— begin —

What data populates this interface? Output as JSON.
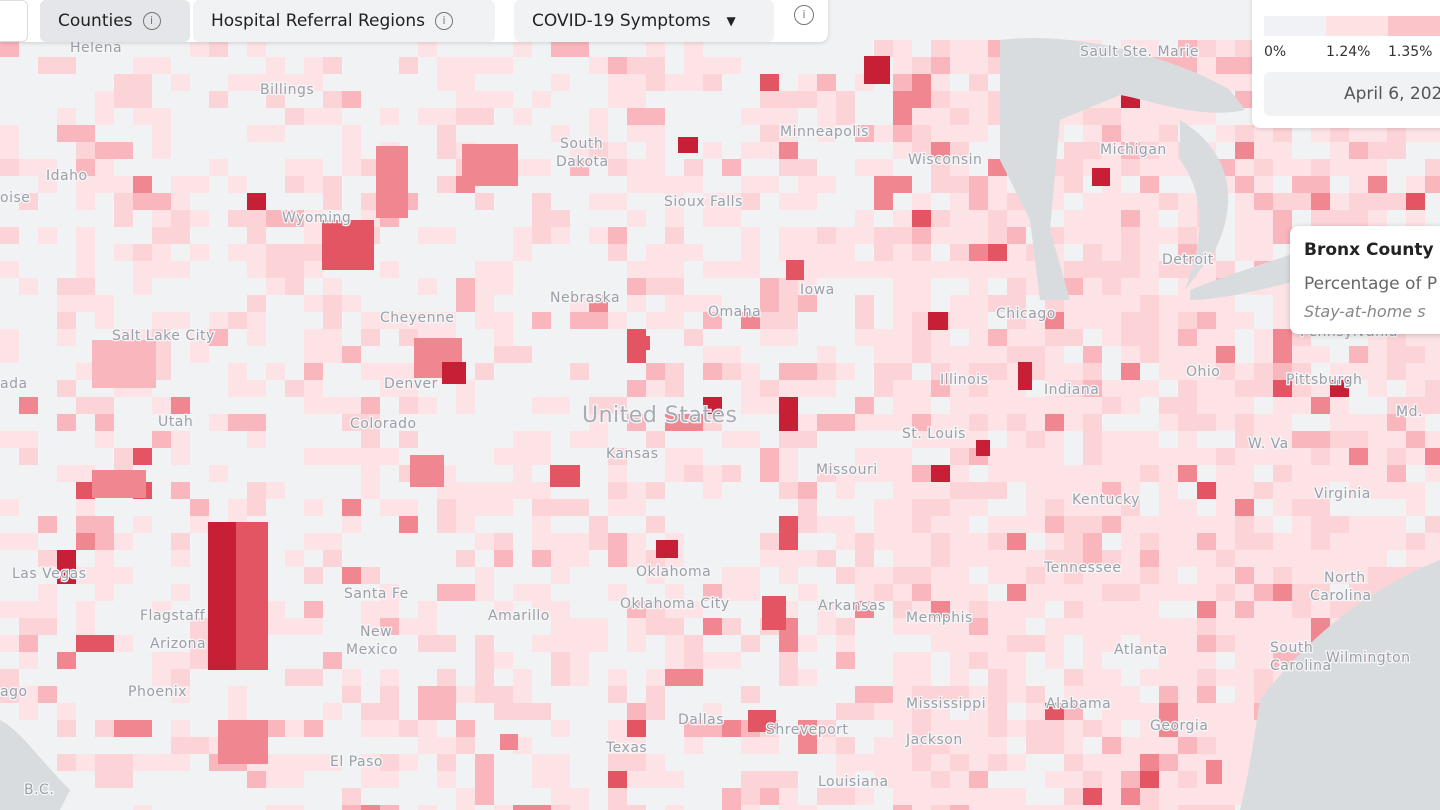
{
  "toolbar": {
    "buttons": [
      "Counties",
      "Hospital Referral Regions"
    ],
    "dropdown": "COVID-19 Symptoms"
  },
  "legend": {
    "labels": [
      "0%",
      "1.24%",
      "1.35%"
    ],
    "date": "April 6, 202"
  },
  "tooltip": {
    "title": "Bronx County",
    "metric": "Percentage of P",
    "note": "Stay-at-home s"
  },
  "map_labels": [
    "Helena",
    "Billings",
    "Idaho",
    "oise",
    "South",
    "Dakota",
    "Sioux Falls",
    "Minneapolis",
    "Wisconsin",
    "Michigan",
    "Sault Ste. Marie",
    "Detroit",
    "Wyoming",
    "Salt Lake City",
    "Nebraska",
    "Omaha",
    "Iowa",
    "Chicago",
    "Cheyenne",
    "Denver",
    "Utah",
    "United States",
    "Colorado",
    "Kansas",
    "Illinois",
    "Indiana",
    "St. Louis",
    "Missouri",
    "Pittsburgh",
    "Pennsylvania",
    "Md.",
    "W. Va",
    "Virginia",
    "Kentucky",
    "Tennessee",
    "Las Vegas",
    "Flagstaff",
    "Arizona",
    "Santa Fe",
    "New",
    "Mexico",
    "Oklahoma",
    "Oklahoma City",
    "Amarillo",
    "Arkansas",
    "Memphis",
    "North",
    "Carolina",
    "South",
    "Carolina",
    "Wilmington",
    "Atlanta",
    "Alabama",
    "Mississippi",
    "Georgia",
    "Phoenix",
    "Jackson",
    "Dallas",
    "Shreveport",
    "Texas",
    "El Paso",
    "Louisiana",
    "B.C.",
    "ago",
    "ada",
    "Ohio"
  ]
}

— end —

Task instructions: Print each record exactly as it stands, leaving the images out.

Response to the exercise:
What data populates this interface? Output as JSON.
{
  "toolbar": {
    "buttons": [
      "Counties",
      "Hospital Referral Regions"
    ],
    "dropdown": "COVID-19 Symptoms"
  },
  "legend": {
    "labels": [
      "0%",
      "1.24%",
      "1.35%"
    ],
    "date": "April 6, 202"
  },
  "tooltip": {
    "title": "Bronx County",
    "metric": "Percentage of P",
    "note": "Stay-at-home s"
  },
  "map_labels": [
    "Helena",
    "Billings",
    "Idaho",
    "oise",
    "South",
    "Dakota",
    "Sioux Falls",
    "Minneapolis",
    "Wisconsin",
    "Michigan",
    "Sault Ste. Marie",
    "Detroit",
    "Wyoming",
    "Salt Lake City",
    "Nebraska",
    "Omaha",
    "Iowa",
    "Chicago",
    "Cheyenne",
    "Denver",
    "Utah",
    "United States",
    "Colorado",
    "Kansas",
    "Illinois",
    "Indiana",
    "St. Louis",
    "Missouri",
    "Pittsburgh",
    "Pennsylvania",
    "Md.",
    "W. Va",
    "Virginia",
    "Kentucky",
    "Tennessee",
    "Las Vegas",
    "Flagstaff",
    "Arizona",
    "Santa Fe",
    "New",
    "Mexico",
    "Oklahoma",
    "Oklahoma City",
    "Amarillo",
    "Arkansas",
    "Memphis",
    "North",
    "Carolina",
    "South",
    "Carolina",
    "Wilmington",
    "Atlanta",
    "Alabama",
    "Mississippi",
    "Georgia",
    "Phoenix",
    "Jackson",
    "Dallas",
    "Shreveport",
    "Texas",
    "El Paso",
    "Louisiana",
    "B.C.",
    "ago",
    "ada",
    "Ohio"
  ]
}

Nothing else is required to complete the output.